Nilai-nilai yang terkandung dalam cerita atau bentuk karya sastra lainnya begitu tersembunyi. Namun, kita dapat menangkap nilai tersebut dari, di antaranya, beberapa unsur cerita, seperti gerak-gerik tokoh, latar yang digunakan, dan lain-lain. Nilai apa saja yang terkandung dalam cerita anak? Tulisan ini akan mengungkapkan beberapa nilai yang terdapat dalam beberapa cerita anak, baik tradisional maupun modern.


1. Pendahuluan
Meskipun dapat dikatakan lebih beruntung, ada kekhawatiran penulis terhadap anak-anak masa kini, termasuk kepada anak saya sendiri. Karena tuntutan zaman yang mendorong para orangtua menjadi semakin sibuk dan lebih banyak berkiprah di luar rumah, sehingga tidak mengherankan jika ketika tiba di rumah “guru utama” tersebut sudah kelelahan untuk mendidik anak-anaknya, termasuk sekadar untuk mendongeng kepada mereka (NN:2007). Dalam sumber yang sama, NN juga mengatakan bahwa tidak mengherankan pula jika kita melihat kecenderungan anak sekarang lebih banyak “didongengi” oleh aneka tayangan film, acara TV, musik, buku, komik, internet, dan game yang tanpa kita sadari belum tentu sesuai dengan perkembangan usia mereka dan selaras dengan nilai-nilai yang ingin disampaikan orangtua kepada anaknya.
Bercerita atau mendongeng, dalam bahasa Inggris dikenal sebagai storytelling, menurut NSN (2006) adalah the interactive art of using words and actions to reveal the elements and images of a story while encouraging the listener’s imagination (seni bermain kata dan peranan interaktif untuk menyampaikan unsur dan imaji dalam sebuah cerita disamping mengembangkan imajinasi pendengar cerita itu). Banyak orangtua yang tidak mengetahui bahwa bercerita atau kegiatan mendongeng memiliki dampak yang lebih kuat daripada sarana hiburan modern yang telah penulis sebutkan sebelumnya, terutama dalam hal dampak dari interaksi antara pencerita (orangtua) dan pendengar (anak-anak).

TUJUAN TUGAS -
Teruskan tulisan tentang nilai-nilai dalam cerita anak di atas, dimulai sesudah kalimat terakhirnya.

MATERI YANG DIBERIKAN -
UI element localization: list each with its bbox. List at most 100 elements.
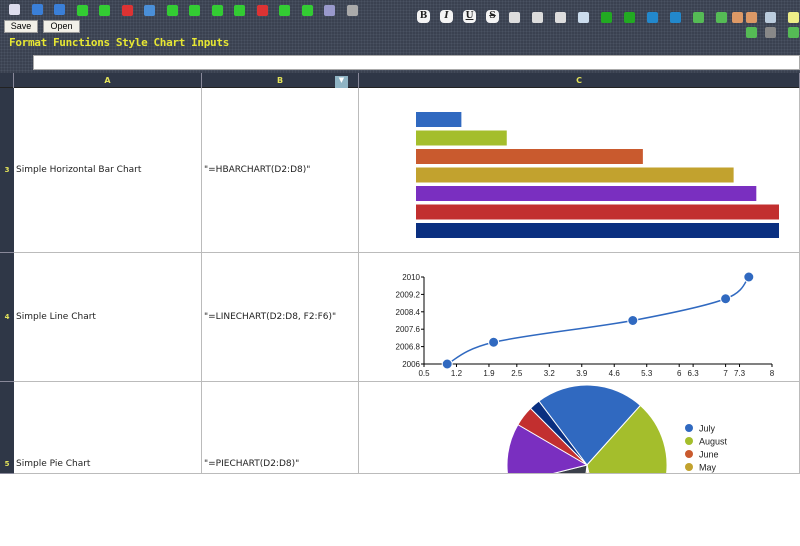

JAWABAN TUGAS -
Banyak hal yang dapat kita petik dari kegiatan bercerita atau mendongeng tersebut, di antaranya, seperti yang dikatakan oleh Takwin (dalam NN (2007)) berikut: (1) memfasilitasi anak untuk menafsirkan peristiwa yang ada di luar pengalaman langsung dan meluaskan dunianya, (2) menerapkan pelatihan pola bahasa lisan, (3) melatih kemampuan menyimak dan mendengar aktif, (4) mengembangkan sikap positif anak terhadap buku dan kegiatan membaca, (5) menumbuhkan empati dan simpati, (6) melatih kesehatan mental dan melatih anak mengatasi masalah yang dihadapinya, (7) melatih pemahaman nilai etis, (8) melatih anak mengenal kisah yang berkualitas baik, (9) mengembangkan kosakata anak dan pengenalan budaya, (10) menanamkan hikmah cerita, (11) membantu anak memahami persoalan dari berbagai sudut pandang, dan (12) mengembangkan imajinasi dan kreatifitas anak.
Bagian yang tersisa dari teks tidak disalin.